(Dataset items)
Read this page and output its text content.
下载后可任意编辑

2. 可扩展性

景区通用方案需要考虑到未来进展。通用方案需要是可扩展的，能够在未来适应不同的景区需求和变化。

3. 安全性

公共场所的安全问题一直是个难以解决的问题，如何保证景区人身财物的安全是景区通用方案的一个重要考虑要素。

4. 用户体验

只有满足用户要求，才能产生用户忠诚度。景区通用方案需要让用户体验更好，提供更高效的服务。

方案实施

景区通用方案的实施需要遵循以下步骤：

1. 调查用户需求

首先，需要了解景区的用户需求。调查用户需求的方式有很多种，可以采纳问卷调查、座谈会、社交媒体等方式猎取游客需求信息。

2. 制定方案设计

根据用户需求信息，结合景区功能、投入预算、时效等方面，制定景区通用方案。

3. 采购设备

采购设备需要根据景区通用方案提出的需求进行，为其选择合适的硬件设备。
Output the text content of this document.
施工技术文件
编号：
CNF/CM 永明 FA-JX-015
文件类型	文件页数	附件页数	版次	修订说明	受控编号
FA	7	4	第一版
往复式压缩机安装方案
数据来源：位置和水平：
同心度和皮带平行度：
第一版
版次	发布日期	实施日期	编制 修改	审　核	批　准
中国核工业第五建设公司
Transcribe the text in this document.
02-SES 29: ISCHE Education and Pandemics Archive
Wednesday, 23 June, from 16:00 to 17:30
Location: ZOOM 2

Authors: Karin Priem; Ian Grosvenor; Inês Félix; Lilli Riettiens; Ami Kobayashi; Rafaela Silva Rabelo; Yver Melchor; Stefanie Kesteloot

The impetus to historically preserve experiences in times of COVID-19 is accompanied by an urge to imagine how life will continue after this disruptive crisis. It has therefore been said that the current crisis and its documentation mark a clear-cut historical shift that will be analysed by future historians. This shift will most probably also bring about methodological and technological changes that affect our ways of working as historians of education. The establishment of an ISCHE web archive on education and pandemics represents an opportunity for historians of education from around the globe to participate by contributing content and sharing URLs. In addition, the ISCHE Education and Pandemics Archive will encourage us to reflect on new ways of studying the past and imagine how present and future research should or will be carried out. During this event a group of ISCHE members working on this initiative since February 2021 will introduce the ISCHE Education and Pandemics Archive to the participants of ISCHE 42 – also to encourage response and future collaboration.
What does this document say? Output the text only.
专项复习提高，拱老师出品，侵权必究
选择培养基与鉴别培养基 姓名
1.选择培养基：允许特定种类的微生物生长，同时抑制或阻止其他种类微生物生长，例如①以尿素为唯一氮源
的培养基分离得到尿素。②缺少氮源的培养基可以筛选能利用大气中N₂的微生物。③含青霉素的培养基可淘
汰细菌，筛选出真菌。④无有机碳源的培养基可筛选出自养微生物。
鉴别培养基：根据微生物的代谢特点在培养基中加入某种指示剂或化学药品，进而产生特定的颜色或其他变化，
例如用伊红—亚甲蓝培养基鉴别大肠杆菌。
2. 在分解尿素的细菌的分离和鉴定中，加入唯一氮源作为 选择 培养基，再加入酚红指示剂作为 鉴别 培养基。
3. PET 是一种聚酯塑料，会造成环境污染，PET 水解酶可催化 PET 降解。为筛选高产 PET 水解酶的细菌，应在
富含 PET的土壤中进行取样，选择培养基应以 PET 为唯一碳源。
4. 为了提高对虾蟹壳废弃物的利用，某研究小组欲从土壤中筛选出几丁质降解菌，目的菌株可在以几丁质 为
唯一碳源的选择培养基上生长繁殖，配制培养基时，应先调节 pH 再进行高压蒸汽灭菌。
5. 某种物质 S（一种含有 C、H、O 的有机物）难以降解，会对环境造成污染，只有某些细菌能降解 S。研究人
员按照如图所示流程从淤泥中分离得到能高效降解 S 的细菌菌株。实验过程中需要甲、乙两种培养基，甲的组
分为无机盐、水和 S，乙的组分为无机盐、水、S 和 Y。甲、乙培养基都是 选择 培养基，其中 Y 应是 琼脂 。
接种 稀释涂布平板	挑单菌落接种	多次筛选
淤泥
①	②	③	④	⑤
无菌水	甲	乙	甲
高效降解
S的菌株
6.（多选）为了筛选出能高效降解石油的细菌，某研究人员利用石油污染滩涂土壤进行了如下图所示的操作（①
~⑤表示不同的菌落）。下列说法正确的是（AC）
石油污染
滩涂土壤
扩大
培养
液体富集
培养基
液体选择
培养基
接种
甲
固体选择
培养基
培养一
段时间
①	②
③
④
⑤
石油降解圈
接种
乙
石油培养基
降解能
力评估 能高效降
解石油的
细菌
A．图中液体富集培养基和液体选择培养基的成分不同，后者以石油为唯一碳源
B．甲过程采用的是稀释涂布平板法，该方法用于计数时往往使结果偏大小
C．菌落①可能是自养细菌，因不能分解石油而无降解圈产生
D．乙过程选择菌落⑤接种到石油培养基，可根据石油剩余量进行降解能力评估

Exercise instructions:
Tally the lines in this data that hold the word "ISCHE" and state only the count.

Exercise response:
2